> _Job_
Identify the lines in the data below that contain "豚贝useful" and give only how many there are.

════════════════════

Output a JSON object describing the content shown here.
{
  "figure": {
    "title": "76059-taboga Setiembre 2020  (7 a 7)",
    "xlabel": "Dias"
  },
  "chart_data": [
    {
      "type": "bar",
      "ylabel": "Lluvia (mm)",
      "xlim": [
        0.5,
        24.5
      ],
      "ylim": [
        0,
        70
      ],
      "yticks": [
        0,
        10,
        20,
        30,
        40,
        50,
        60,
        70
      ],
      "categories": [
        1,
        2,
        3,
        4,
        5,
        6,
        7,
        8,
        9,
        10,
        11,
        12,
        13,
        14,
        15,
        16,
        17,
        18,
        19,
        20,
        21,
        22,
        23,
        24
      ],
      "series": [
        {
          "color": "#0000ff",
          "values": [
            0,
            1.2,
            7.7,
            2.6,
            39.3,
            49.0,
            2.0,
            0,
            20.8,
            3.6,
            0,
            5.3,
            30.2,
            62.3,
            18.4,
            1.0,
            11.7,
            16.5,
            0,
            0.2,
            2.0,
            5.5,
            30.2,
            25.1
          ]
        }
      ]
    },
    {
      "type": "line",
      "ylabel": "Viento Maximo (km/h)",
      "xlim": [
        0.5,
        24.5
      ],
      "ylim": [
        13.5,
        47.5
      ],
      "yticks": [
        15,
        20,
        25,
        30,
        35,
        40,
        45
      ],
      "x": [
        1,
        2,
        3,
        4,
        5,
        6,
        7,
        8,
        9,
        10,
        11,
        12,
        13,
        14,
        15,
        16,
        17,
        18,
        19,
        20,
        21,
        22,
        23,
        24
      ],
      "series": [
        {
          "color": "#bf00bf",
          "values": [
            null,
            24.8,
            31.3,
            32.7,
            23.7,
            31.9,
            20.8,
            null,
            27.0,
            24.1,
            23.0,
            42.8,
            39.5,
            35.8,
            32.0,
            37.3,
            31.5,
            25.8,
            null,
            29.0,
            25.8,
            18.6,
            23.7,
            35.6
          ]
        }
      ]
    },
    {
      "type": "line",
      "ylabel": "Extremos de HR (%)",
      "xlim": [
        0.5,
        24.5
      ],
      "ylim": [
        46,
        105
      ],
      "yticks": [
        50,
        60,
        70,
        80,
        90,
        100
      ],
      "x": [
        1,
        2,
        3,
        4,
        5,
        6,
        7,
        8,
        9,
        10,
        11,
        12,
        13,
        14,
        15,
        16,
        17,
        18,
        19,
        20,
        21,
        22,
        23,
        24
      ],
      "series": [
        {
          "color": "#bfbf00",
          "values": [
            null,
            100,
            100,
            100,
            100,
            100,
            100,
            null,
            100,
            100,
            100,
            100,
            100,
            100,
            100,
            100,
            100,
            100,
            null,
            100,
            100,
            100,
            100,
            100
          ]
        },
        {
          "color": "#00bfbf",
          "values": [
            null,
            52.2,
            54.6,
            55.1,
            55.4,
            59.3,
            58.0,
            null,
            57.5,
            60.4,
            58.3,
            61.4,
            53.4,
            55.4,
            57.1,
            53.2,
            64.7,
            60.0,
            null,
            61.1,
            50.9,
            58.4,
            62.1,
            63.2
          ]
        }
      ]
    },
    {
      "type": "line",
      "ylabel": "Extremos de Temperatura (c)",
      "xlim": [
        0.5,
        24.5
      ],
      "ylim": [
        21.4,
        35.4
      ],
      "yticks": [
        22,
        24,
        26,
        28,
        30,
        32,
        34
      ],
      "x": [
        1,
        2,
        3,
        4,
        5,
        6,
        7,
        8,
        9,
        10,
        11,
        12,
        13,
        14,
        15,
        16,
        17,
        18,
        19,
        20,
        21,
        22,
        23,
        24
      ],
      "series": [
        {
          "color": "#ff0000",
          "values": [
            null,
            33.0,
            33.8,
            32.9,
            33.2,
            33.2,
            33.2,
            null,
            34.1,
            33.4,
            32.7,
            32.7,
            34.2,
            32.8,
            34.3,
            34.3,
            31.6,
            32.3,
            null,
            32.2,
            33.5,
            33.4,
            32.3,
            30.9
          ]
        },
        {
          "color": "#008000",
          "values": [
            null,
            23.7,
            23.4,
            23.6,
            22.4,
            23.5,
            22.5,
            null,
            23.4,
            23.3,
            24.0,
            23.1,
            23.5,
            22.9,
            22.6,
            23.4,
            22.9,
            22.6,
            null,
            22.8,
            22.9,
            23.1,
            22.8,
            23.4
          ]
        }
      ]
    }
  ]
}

════════════════════

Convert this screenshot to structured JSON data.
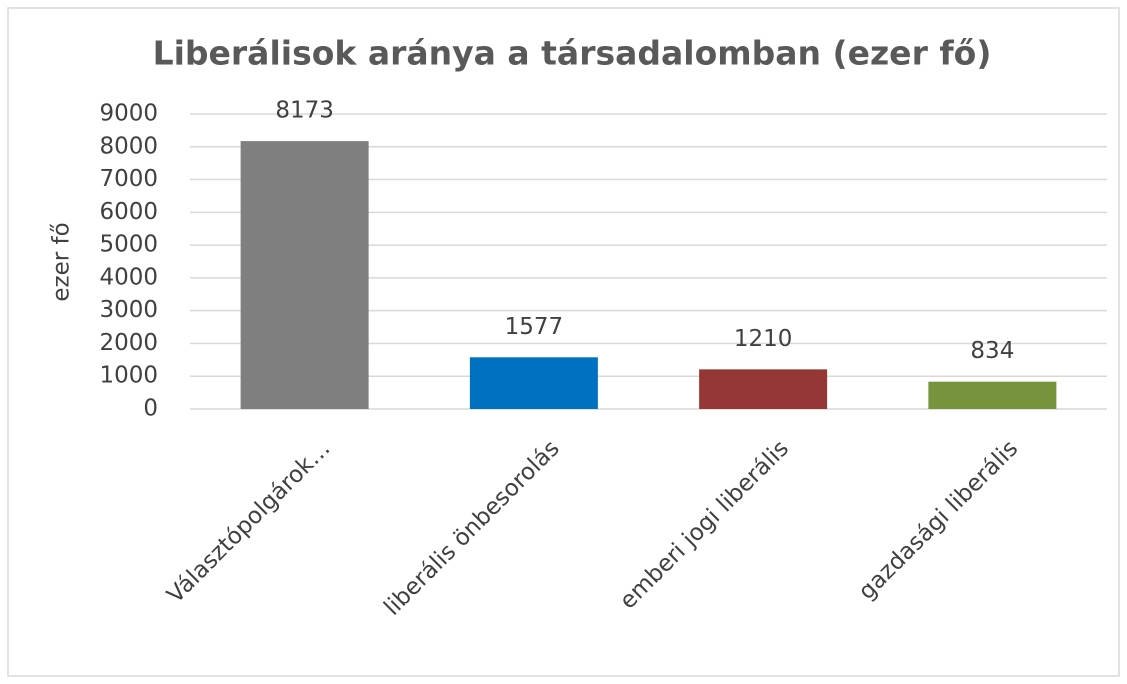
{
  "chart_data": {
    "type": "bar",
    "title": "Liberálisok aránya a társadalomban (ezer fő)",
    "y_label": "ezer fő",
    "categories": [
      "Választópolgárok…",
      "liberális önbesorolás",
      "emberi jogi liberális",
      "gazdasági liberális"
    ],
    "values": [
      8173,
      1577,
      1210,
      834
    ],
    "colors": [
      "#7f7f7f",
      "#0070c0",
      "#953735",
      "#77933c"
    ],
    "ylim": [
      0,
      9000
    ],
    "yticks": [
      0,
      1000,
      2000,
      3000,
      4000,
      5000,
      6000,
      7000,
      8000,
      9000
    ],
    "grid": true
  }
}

════════════════════

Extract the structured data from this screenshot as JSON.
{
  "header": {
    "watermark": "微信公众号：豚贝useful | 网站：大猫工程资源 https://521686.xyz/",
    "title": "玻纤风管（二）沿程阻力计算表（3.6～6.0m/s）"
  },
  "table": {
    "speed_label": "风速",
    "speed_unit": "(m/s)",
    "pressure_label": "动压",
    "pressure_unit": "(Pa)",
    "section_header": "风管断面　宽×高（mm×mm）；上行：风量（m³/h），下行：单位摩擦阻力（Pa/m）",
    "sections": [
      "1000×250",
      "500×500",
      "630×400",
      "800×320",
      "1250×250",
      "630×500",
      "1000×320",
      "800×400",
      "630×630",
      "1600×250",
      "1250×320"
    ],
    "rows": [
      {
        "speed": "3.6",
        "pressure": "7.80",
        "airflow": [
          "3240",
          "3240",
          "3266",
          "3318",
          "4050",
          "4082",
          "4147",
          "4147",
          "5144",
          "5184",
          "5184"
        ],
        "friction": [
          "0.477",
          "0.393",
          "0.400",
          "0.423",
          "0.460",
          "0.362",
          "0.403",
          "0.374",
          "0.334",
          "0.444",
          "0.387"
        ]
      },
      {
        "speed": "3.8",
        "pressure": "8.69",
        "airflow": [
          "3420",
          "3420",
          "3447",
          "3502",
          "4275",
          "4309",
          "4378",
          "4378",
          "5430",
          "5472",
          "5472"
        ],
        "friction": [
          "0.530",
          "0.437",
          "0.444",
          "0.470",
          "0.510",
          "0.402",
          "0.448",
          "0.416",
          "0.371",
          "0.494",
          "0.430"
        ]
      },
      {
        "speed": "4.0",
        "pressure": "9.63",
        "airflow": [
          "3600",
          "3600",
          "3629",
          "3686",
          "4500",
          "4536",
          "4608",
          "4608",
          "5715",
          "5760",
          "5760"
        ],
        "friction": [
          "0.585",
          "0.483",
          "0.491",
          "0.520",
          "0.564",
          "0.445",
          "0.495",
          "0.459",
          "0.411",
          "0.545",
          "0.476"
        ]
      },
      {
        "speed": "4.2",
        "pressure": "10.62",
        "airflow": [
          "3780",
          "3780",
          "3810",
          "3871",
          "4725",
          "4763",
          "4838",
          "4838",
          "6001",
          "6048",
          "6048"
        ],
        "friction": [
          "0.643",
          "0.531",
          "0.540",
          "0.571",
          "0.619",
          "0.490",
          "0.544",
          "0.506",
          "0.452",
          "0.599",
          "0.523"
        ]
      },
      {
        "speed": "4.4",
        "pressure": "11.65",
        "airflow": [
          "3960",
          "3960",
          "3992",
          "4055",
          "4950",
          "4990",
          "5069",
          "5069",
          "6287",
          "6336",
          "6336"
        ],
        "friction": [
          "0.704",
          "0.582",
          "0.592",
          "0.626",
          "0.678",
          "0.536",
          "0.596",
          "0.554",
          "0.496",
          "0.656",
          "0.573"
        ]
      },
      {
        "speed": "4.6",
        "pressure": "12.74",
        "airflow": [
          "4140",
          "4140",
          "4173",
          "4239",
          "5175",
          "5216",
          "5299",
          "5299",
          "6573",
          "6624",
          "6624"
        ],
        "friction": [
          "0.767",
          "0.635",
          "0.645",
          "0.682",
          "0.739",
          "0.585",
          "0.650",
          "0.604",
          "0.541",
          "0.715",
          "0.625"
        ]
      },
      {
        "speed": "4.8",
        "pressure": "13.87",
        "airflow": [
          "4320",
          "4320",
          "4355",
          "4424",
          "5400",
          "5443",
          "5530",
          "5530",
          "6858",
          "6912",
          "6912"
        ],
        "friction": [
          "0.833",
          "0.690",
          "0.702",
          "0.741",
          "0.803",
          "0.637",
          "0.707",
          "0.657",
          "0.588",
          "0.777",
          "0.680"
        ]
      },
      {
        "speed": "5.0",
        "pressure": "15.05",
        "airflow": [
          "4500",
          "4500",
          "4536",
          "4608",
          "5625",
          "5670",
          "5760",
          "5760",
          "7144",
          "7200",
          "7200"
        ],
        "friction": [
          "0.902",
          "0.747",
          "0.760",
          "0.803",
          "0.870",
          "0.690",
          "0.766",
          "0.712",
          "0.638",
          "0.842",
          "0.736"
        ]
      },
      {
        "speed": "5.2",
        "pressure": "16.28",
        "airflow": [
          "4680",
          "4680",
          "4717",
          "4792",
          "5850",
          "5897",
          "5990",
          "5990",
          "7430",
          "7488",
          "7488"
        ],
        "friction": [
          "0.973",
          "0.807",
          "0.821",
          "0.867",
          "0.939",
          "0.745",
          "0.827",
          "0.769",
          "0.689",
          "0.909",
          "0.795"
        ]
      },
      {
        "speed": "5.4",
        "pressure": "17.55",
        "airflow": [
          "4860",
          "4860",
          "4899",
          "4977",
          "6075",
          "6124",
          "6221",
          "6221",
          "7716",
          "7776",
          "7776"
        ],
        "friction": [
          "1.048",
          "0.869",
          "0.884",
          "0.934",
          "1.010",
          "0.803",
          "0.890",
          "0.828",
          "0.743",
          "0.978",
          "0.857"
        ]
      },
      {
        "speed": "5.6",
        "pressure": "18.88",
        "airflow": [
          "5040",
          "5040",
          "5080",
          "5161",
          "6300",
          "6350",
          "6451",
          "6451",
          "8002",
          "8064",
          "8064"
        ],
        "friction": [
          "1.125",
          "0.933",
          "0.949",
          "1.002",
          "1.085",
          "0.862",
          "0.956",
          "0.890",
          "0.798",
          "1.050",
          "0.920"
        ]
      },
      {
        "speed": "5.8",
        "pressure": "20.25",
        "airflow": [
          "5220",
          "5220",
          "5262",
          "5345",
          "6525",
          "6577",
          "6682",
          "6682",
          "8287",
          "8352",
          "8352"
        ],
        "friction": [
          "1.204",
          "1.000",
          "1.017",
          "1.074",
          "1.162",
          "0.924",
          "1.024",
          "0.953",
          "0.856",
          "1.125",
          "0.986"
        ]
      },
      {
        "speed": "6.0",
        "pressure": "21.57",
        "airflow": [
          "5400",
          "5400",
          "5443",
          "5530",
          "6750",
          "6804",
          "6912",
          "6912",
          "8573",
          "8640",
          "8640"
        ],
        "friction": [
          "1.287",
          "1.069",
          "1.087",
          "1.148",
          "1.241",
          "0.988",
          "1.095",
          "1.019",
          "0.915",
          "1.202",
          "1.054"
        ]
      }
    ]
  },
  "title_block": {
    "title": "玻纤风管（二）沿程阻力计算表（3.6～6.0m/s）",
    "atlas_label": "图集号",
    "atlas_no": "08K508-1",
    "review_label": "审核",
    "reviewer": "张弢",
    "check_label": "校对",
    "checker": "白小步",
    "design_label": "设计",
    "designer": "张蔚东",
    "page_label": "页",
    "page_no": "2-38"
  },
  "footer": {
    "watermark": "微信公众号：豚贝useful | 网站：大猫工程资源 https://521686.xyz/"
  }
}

════════════════════

> _Answer to this exercise_
2